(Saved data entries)

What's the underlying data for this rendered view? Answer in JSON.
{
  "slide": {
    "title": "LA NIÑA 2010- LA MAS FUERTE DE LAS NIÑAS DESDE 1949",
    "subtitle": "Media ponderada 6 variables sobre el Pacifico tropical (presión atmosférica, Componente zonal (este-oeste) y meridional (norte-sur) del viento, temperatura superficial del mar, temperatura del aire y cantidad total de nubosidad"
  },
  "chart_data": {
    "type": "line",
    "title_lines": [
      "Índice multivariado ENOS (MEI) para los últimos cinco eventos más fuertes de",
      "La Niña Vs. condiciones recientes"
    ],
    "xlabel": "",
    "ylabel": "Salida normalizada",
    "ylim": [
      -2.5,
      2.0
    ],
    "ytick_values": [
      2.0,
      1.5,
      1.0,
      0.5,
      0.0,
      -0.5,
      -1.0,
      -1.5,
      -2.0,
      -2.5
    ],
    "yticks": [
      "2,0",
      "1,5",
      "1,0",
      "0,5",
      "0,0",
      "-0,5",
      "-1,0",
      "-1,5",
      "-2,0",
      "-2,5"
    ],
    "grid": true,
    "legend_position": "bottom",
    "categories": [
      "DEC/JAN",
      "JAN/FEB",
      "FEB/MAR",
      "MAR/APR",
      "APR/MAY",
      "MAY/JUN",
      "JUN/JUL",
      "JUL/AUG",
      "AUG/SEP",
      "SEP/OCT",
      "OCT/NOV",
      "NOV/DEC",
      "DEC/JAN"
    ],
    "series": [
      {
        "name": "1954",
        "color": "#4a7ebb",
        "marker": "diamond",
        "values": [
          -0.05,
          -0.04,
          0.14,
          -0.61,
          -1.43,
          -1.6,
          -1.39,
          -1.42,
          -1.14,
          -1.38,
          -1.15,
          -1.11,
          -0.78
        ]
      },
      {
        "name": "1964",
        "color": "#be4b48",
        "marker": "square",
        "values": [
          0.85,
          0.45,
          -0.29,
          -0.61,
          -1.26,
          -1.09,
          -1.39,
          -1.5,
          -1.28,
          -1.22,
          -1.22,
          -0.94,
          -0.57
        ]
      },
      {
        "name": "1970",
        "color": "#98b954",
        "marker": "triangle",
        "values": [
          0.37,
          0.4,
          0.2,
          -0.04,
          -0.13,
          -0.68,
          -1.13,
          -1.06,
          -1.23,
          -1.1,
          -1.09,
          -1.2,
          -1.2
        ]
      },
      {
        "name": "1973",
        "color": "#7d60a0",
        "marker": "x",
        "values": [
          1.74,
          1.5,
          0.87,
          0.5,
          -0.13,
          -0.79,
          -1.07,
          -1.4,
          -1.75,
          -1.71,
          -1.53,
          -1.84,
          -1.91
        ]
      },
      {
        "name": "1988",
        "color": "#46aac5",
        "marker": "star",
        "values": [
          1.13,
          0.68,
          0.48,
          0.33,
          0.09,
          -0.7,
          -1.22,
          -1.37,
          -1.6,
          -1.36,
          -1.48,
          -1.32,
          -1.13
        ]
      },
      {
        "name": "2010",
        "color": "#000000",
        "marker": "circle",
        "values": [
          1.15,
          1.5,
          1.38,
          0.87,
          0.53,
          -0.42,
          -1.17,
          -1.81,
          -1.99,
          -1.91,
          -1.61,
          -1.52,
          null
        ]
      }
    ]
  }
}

:: PROBLEM STATEMENT ::
Provide all the records again, word for word.

:: REPLY ::
What's the underlying data for this rendered view? Answer in JSON.
{
  "slide": {
    "title": "LA NIÑA 2010- LA MAS FUERTE DE LAS NIÑAS DESDE 1949",
    "subtitle": "Media ponderada 6 variables sobre el Pacifico tropical (presión atmosférica, Componente zonal (este-oeste) y meridional (norte-sur) del viento, temperatura superficial del mar, temperatura del aire y cantidad total de nubosidad"
  },
  "chart_data": {
    "type": "line",
    "title_lines": [
      "Índice multivariado ENOS (MEI) para los últimos cinco eventos más fuertes de",
      "La Niña Vs. condiciones recientes"
    ],
    "xlabel": "",
    "ylabel": "Salida normalizada",
    "ylim": [
      -2.5,
      2.0
    ],
    "ytick_values": [
      2.0,
      1.5,
      1.0,
      0.5,
      0.0,
      -0.5,
      -1.0,
      -1.5,
      -2.0,
      -2.5
    ],
    "yticks": [
      "2,0",
      "1,5",
      "1,0",
      "0,5",
      "0,0",
      "-0,5",
      "-1,0",
      "-1,5",
      "-2,0",
      "-2,5"
    ],
    "grid": true,
    "legend_position": "bottom",
    "categories": [
      "DEC/JAN",
      "JAN/FEB",
      "FEB/MAR",
      "MAR/APR",
      "APR/MAY",
      "MAY/JUN",
      "JUN/JUL",
      "JUL/AUG",
      "AUG/SEP",
      "SEP/OCT",
      "OCT/NOV",
      "NOV/DEC",
      "DEC/JAN"
    ],
    "series": [
      {
        "name": "1954",
        "color": "#4a7ebb",
        "marker": "diamond",
        "values": [
          -0.05,
          -0.04,
          0.14,
          -0.61,
          -1.43,
          -1.6,
          -1.39,
          -1.42,
          -1.14,
          -1.38,
          -1.15,
          -1.11,
          -0.78
        ]
      },
      {
        "name": "1964",
        "color": "#be4b48",
        "marker": "square",
        "values": [
          0.85,
          0.45,
          -0.29,
          -0.61,
          -1.26,
          -1.09,
          -1.39,
          -1.5,
          -1.28,
          -1.22,
          -1.22,
          -0.94,
          -0.57
        ]
      },
      {
        "name": "1970",
        "color": "#98b954",
        "marker": "triangle",
        "values": [
          0.37,
          0.4,
          0.2,
          -0.04,
          -0.13,
          -0.68,
          -1.13,
          -1.06,
          -1.23,
          -1.1,
          -1.09,
          -1.2,
          -1.2
        ]
      },
      {
        "name": "1973",
        "color": "#7d60a0",
        "marker": "x",
        "values": [
          1.74,
          1.5,
          0.87,
          0.5,
          -0.13,
          -0.79,
          -1.07,
          -1.4,
          -1.75,
          -1.71,
          -1.53,
          -1.84,
          -1.91
        ]
      },
      {
        "name": "1988",
        "color": "#46aac5",
        "marker": "star",
        "values": [
          1.13,
          0.68,
          0.48,
          0.33,
          0.09,
          -0.7,
          -1.22,
          -1.37,
          -1.6,
          -1.36,
          -1.48,
          -1.32,
          -1.13
        ]
      },
      {
        "name": "2010",
        "color": "#000000",
        "marker": "circle",
        "values": [
          1.15,
          1.5,
          1.38,
          0.87,
          0.53,
          -0.42,
          -1.17,
          -1.81,
          -1.99,
          -1.91,
          -1.61,
          -1.52,
          null
        ]
      }
    ]
  }
}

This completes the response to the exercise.